_WHAT IS EXPECTED_. Rewrite all of the records below, changing every "colorbar" to "color-scale" and leaving everything else the same.

_EXTRACTED MATERIAL_.
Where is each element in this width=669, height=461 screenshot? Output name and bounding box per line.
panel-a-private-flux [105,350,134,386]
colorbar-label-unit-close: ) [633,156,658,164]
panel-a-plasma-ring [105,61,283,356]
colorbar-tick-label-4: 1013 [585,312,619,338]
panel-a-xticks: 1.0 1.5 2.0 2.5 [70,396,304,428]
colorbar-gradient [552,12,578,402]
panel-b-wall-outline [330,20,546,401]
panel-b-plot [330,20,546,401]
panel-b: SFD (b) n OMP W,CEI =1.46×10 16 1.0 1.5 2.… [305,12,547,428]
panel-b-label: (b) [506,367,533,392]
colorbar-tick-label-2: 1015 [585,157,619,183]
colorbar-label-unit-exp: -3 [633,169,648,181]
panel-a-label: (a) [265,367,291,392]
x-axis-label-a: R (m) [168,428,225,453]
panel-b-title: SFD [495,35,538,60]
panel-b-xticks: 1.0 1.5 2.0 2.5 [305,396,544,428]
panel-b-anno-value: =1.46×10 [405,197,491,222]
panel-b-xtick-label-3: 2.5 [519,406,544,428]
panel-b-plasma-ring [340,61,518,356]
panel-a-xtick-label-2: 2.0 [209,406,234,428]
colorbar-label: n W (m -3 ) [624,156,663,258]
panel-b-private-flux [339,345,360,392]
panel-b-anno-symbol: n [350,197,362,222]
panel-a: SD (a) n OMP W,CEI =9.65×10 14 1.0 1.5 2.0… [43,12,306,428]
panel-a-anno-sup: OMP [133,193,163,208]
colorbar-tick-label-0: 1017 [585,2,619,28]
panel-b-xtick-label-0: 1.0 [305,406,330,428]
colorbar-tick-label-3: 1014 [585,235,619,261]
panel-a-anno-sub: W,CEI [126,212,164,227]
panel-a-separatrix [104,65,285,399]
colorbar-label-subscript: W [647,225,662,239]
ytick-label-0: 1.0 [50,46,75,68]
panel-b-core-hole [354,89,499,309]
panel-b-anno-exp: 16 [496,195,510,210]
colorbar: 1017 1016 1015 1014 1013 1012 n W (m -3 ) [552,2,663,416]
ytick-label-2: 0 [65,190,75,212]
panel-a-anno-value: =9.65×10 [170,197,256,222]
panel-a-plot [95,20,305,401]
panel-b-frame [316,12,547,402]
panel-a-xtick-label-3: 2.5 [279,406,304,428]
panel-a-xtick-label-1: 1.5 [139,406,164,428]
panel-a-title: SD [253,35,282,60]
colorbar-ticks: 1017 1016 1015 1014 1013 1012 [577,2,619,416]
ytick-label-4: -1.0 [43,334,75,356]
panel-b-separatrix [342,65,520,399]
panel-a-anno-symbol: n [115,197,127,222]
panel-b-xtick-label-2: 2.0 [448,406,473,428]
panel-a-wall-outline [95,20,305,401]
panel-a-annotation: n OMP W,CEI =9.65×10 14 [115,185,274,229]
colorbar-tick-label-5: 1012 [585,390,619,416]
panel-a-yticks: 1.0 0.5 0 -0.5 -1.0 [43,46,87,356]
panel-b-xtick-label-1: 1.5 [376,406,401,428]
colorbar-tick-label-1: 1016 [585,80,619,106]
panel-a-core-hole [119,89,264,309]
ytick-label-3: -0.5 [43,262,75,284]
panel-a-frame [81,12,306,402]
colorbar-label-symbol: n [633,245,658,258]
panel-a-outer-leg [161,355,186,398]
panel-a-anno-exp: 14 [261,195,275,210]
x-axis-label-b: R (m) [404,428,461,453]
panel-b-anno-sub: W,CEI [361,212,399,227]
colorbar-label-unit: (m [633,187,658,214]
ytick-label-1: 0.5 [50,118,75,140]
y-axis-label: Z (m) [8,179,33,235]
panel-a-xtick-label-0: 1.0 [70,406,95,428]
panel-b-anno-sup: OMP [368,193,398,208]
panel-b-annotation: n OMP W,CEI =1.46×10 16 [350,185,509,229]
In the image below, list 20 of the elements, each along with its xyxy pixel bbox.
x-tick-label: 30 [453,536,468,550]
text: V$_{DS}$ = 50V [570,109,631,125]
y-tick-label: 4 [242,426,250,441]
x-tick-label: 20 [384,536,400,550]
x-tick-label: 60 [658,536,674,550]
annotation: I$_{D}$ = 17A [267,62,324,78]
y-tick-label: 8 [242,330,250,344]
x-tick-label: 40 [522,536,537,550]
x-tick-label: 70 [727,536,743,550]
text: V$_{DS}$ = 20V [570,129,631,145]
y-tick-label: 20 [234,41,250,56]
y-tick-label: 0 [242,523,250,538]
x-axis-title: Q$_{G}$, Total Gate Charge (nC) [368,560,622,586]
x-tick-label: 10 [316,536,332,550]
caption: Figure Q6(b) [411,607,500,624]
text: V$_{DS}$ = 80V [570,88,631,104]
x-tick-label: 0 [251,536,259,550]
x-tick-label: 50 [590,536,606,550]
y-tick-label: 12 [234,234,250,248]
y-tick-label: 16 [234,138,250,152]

_RIGHT ANSWER_.
Where is each element in this width=669, height=461 screenshot? Output name and bounding box per line.
panel-a-private-flux [105,350,134,386]
color-scale-label-unit-close: ) [633,156,658,164]
panel-a-plasma-ring [105,61,283,356]
color-scale-tick-label-4: 1013 [585,312,619,338]
panel-a-xticks: 1.0 1.5 2.0 2.5 [70,396,304,428]
color-scale-gradient [552,12,578,402]
panel-b-wall-outline [330,20,546,401]
panel-b-plot [330,20,546,401]
panel-b: SFD (b) n OMP W,CEI =1.46×10 16 1.0 1.5 2.… [305,12,547,428]
panel-b-label: (b) [506,367,533,392]
color-scale-tick-label-2: 1015 [585,157,619,183]
color-scale-label-unit-exp: -3 [633,169,648,181]
panel-a-label: (a) [265,367,291,392]
x-axis-label-a: R (m) [168,428,225,453]
panel-b-title: SFD [495,35,538,60]
panel-b-xticks: 1.0 1.5 2.0 2.5 [305,396,544,428]
panel-b-anno-value: =1.46×10 [405,197,491,222]
panel-b-xtick-label-3: 2.5 [519,406,544,428]
panel-b-plasma-ring [340,61,518,356]
panel-a-xtick-label-2: 2.0 [209,406,234,428]
color-scale-label: n W (m -3 ) [624,156,663,258]
panel-b-private-flux [339,345,360,392]
panel-b-anno-symbol: n [350,197,362,222]
panel-a: SD (a) n OMP W,CEI =9.65×10 14 1.0 1.5 2.0… [43,12,306,428]
panel-a-anno-sup: OMP [133,193,163,208]
color-scale-tick-label-0: 1017 [585,2,619,28]
panel-b-xtick-label-0: 1.0 [305,406,330,428]
color-scale-tick-label-3: 1014 [585,235,619,261]
panel-a-anno-sub: W,CEI [126,212,164,227]
panel-a-separatrix [104,65,285,399]
color-scale-label-subscript: W [647,225,662,239]
ytick-label-0: 1.0 [50,46,75,68]
panel-b-core-hole [354,89,499,309]
panel-b-anno-exp: 16 [496,195,510,210]
color-scale: 1017 1016 1015 1014 1013 1012 n W (m -3 ) [552,2,663,416]
ytick-label-2: 0 [65,190,75,212]
panel-a-anno-value: =9.65×10 [170,197,256,222]
panel-a-plot [95,20,305,401]
panel-b-frame [316,12,547,402]
panel-a-xtick-label-3: 2.5 [279,406,304,428]
panel-a-xtick-label-1: 1.5 [139,406,164,428]
panel-a-title: SD [253,35,282,60]
color-scale-ticks: 1017 1016 1015 1014 1013 1012 [577,2,619,416]
ytick-label-4: -1.0 [43,334,75,356]
panel-b-separatrix [342,65,520,399]
panel-a-anno-symbol: n [115,197,127,222]
panel-b-xtick-label-2: 2.0 [448,406,473,428]
panel-a-wall-outline [95,20,305,401]
panel-a-annotation: n OMP W,CEI =9.65×10 14 [115,185,274,229]
color-scale-tick-label-5: 1012 [585,390,619,416]
panel-a-yticks: 1.0 0.5 0 -0.5 -1.0 [43,46,87,356]
panel-b-xtick-label-1: 1.5 [376,406,401,428]
color-scale-tick-label-1: 1016 [585,80,619,106]
panel-a-core-hole [119,89,264,309]
ytick-label-3: -0.5 [43,262,75,284]
panel-a-frame [81,12,306,402]
color-scale-label-symbol: n [633,245,658,258]
panel-a-outer-leg [161,355,186,398]
panel-a-anno-exp: 14 [261,195,275,210]
x-axis-label-b: R (m) [404,428,461,453]
panel-b-anno-sub: W,CEI [361,212,399,227]
color-scale-label-unit: (m [633,187,658,214]
ytick-label-1: 0.5 [50,118,75,140]
y-axis-label: Z (m) [8,179,33,235]
panel-a-xtick-label-0: 1.0 [70,406,95,428]
panel-b-anno-sup: OMP [368,193,398,208]
panel-b-annotation: n OMP W,CEI =1.46×10 16 [350,185,509,229]
In the image below, list 20 of the elements, each along with its xyxy pixel bbox.
x-tick-label: 30 [453,536,468,550]
text: V$_{DS}$ = 50V [570,109,631,125]
y-tick-label: 4 [242,426,250,441]
x-tick-label: 20 [384,536,400,550]
x-tick-label: 60 [658,536,674,550]
annotation: I$_{D}$ = 17A [267,62,324,78]
y-tick-label: 8 [242,330,250,344]
x-tick-label: 40 [522,536,537,550]
x-tick-label: 70 [727,536,743,550]
text: V$_{DS}$ = 20V [570,129,631,145]
y-tick-label: 20 [234,41,250,56]
y-tick-label: 0 [242,523,250,538]
x-axis-title: Q$_{G}$, Total Gate Charge (nC) [368,560,622,586]
x-tick-label: 10 [316,536,332,550]
caption: Figure Q6(b) [411,607,500,624]
text: V$_{DS}$ = 80V [570,88,631,104]
x-tick-label: 0 [251,536,259,550]
x-tick-label: 50 [590,536,606,550]
y-tick-label: 12 [234,234,250,248]
y-tick-label: 16 [234,138,250,152]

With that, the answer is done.